§ **Given request**
Echo the lines between the line holding "Identify all the" and the line holding "list-item: 05- الوسائل", inclusive, and leave the pictures out of your answer.

§ **Dataset entries**
^^^^^^^^

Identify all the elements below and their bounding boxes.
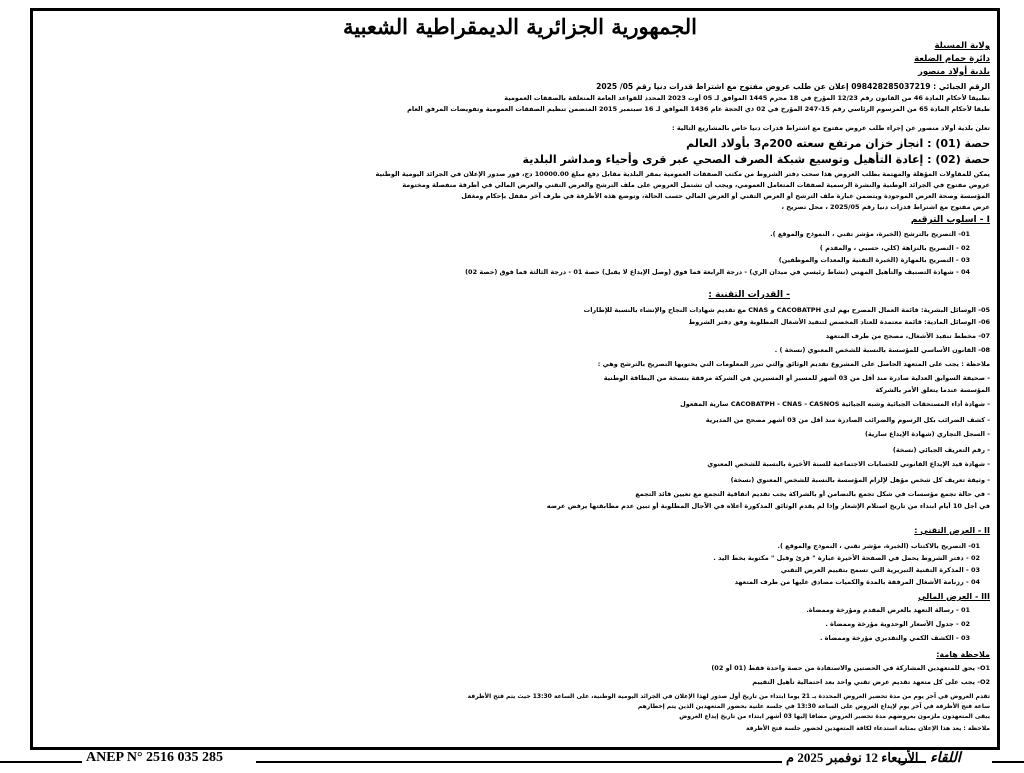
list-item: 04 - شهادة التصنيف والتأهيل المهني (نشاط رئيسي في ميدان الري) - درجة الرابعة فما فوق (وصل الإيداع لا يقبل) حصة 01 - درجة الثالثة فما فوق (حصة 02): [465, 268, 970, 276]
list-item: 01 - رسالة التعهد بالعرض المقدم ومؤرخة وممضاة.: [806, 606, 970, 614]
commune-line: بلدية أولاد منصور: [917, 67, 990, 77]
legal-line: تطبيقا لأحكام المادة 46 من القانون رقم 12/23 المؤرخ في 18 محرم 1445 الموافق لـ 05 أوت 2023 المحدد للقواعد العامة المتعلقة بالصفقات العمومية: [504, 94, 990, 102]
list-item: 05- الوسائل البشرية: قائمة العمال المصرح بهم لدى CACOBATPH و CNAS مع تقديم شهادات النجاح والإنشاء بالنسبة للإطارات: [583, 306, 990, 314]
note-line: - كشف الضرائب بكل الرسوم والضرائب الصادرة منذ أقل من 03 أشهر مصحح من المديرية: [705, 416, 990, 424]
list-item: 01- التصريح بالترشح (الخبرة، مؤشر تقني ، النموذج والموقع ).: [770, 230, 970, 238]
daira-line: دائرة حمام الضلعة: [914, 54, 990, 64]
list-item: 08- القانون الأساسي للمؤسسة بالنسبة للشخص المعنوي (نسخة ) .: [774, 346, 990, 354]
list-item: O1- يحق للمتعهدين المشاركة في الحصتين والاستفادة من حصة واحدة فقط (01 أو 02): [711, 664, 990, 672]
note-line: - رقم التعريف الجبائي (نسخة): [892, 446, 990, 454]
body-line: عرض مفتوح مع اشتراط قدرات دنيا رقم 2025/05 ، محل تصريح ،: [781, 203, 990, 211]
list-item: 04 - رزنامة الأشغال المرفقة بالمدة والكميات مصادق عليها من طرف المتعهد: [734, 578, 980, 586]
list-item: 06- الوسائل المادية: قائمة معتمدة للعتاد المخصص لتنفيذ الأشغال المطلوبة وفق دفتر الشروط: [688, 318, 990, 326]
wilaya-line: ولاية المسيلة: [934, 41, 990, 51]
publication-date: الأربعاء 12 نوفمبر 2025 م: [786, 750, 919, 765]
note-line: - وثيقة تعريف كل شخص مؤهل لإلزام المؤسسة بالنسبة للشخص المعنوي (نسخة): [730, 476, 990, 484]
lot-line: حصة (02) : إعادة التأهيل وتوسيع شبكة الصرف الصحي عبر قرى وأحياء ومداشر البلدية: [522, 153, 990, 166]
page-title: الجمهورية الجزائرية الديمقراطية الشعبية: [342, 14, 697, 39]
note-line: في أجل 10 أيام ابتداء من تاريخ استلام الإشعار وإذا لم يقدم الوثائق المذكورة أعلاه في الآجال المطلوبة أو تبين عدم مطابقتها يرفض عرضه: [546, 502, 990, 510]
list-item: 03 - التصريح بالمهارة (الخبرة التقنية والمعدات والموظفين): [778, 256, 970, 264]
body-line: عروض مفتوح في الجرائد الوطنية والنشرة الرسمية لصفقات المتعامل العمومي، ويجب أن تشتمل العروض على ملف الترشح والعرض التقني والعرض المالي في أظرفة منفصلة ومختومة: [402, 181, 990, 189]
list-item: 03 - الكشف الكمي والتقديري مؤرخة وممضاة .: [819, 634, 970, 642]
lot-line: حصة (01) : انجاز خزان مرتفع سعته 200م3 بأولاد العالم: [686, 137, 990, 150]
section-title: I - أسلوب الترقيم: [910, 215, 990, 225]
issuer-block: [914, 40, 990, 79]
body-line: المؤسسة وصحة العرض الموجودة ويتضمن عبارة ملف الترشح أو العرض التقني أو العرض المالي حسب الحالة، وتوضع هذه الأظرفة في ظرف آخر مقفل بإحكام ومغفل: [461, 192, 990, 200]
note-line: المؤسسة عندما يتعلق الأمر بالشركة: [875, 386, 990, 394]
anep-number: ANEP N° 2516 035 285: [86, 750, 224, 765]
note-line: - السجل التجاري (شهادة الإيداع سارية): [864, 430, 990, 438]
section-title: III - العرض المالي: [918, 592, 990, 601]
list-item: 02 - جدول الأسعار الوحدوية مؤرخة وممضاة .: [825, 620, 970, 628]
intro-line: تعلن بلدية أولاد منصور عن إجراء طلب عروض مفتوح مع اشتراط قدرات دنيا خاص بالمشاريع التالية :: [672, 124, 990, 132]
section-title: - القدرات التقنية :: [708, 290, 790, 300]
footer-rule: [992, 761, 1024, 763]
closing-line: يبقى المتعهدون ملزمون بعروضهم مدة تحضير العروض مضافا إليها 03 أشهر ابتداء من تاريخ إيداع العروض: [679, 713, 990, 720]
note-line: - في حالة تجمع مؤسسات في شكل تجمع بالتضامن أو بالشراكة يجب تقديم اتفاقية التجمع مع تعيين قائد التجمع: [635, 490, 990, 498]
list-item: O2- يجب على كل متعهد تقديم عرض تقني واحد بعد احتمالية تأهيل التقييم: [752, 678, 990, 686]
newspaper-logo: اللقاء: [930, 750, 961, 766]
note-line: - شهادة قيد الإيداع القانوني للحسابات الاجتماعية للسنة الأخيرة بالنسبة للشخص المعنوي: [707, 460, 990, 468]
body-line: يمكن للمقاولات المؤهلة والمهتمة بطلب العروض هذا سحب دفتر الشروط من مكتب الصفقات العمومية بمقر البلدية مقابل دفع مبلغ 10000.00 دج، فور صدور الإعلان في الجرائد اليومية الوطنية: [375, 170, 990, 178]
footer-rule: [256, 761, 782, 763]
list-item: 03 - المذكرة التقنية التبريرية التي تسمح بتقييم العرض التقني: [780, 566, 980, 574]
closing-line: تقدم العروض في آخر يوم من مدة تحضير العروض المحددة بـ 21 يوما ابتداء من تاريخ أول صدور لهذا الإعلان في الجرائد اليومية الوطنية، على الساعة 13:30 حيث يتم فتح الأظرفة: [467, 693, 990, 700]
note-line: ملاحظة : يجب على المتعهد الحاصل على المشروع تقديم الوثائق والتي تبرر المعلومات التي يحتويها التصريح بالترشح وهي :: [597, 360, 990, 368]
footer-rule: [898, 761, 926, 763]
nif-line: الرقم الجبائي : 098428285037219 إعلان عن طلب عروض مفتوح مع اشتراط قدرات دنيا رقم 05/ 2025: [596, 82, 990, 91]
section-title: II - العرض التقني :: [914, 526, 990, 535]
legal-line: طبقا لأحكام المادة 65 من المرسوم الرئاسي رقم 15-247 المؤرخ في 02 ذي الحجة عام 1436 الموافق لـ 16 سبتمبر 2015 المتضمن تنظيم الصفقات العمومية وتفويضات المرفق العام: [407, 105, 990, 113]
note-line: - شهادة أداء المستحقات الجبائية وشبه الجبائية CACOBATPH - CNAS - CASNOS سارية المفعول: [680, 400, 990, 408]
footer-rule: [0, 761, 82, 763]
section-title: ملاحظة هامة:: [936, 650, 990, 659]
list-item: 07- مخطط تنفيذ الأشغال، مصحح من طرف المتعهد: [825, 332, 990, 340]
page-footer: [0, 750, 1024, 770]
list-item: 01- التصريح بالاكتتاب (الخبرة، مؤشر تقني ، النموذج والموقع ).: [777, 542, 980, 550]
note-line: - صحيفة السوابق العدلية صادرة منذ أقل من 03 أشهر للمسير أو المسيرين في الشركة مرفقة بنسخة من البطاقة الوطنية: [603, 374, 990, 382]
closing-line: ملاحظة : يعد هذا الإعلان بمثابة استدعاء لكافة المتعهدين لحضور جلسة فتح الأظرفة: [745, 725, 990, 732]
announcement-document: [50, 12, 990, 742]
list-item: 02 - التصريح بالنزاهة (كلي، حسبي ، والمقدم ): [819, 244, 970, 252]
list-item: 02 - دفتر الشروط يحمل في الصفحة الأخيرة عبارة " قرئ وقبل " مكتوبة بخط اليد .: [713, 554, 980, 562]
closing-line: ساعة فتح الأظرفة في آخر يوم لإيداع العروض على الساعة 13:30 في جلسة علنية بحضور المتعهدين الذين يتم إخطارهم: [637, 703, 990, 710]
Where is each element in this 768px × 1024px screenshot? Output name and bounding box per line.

^^^^^^^^

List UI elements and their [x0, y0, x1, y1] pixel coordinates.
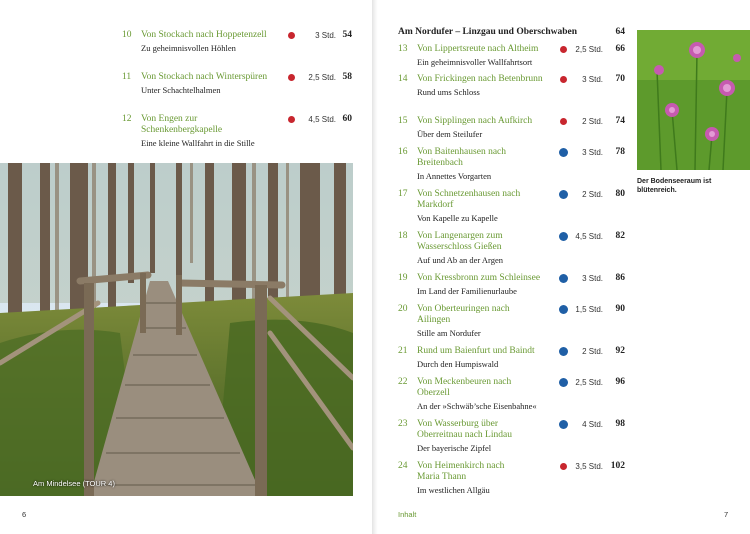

^^^^^^^^

§ **Result of the exercise**
Identify all the elements below and their bounding boxes.
list-item: 04 - شهادة التصنيف والتأهيل المهني (نشاط رئيسي في ميدان الري) - درجة الرابعة فما فوق (وصل الإيداع لا يقبل) حصة 01 - درجة الثالثة فما فوق (حصة 02): [465, 268, 970, 276]
list-item: 01 - رسالة التعهد بالعرض المقدم ومؤرخة وممضاة.: [806, 606, 970, 614]
commune-line: بلدية أولاد منصور: [917, 67, 990, 77]
legal-line: تطبيقا لأحكام المادة 46 من القانون رقم 12/23 المؤرخ في 18 محرم 1445 الموافق لـ 05 أوت 2023 المحدد للقواعد العامة المتعلقة بالصفقات العمومية: [504, 94, 990, 102]
list-item: 05- الوسائل البشرية: قائمة العمال المصرح بهم لدى CACOBATPH و CNAS مع تقديم شهادات النجاح والإنشاء بالنسبة للإطارات: [583, 306, 990, 314]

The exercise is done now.